Start of DATA FOR PROCESSING

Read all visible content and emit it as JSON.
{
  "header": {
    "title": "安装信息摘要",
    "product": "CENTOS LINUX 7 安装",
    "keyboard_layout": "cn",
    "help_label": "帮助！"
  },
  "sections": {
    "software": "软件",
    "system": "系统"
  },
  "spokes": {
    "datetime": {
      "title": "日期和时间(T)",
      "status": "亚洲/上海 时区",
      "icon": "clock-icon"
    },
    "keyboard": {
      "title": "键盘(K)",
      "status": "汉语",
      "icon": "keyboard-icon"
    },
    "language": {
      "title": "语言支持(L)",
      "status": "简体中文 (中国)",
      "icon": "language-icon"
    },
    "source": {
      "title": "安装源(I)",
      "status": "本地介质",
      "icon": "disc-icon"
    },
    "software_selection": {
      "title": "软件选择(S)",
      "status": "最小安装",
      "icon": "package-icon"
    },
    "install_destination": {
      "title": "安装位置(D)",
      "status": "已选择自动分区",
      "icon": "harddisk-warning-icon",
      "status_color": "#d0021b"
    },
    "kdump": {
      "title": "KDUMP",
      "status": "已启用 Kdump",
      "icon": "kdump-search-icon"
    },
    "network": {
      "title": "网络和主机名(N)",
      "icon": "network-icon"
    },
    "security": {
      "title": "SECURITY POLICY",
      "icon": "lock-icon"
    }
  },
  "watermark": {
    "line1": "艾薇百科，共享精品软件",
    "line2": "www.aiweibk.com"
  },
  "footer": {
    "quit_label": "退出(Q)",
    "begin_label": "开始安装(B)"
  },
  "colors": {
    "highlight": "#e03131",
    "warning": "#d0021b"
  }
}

End of DATA FOR PROCESSING

YOUR TASK –
Copy out the whole listing exactly; please set it all down.

SOLUTION TO THIS PROBLEM –
Read all visible content and emit it as JSON.
{
  "header": {
    "title": "安装信息摘要",
    "product": "CENTOS LINUX 7 安装",
    "keyboard_layout": "cn",
    "help_label": "帮助！"
  },
  "sections": {
    "software": "软件",
    "system": "系统"
  },
  "spokes": {
    "datetime": {
      "title": "日期和时间(T)",
      "status": "亚洲/上海 时区",
      "icon": "clock-icon"
    },
    "keyboard": {
      "title": "键盘(K)",
      "status": "汉语",
      "icon": "keyboard-icon"
    },
    "language": {
      "title": "语言支持(L)",
      "status": "简体中文 (中国)",
      "icon": "language-icon"
    },
    "source": {
      "title": "安装源(I)",
      "status": "本地介质",
      "icon": "disc-icon"
    },
    "software_selection": {
      "title": "软件选择(S)",
      "status": "最小安装",
      "icon": "package-icon"
    },
    "install_destination": {
      "title": "安装位置(D)",
      "status": "已选择自动分区",
      "icon": "harddisk-warning-icon",
      "status_color": "#d0021b"
    },
    "kdump": {
      "title": "KDUMP",
      "status": "已启用 Kdump",
      "icon": "kdump-search-icon"
    },
    "network": {
      "title": "网络和主机名(N)",
      "icon": "network-icon"
    },
    "security": {
      "title": "SECURITY POLICY",
      "icon": "lock-icon"
    }
  },
  "watermark": {
    "line1": "艾薇百科，共享精品软件",
    "line2": "www.aiweibk.com"
  },
  "footer": {
    "quit_label": "退出(Q)",
    "begin_label": "开始安装(B)"
  },
  "colors": {
    "highlight": "#e03131",
    "warning": "#d0021b"
  }
}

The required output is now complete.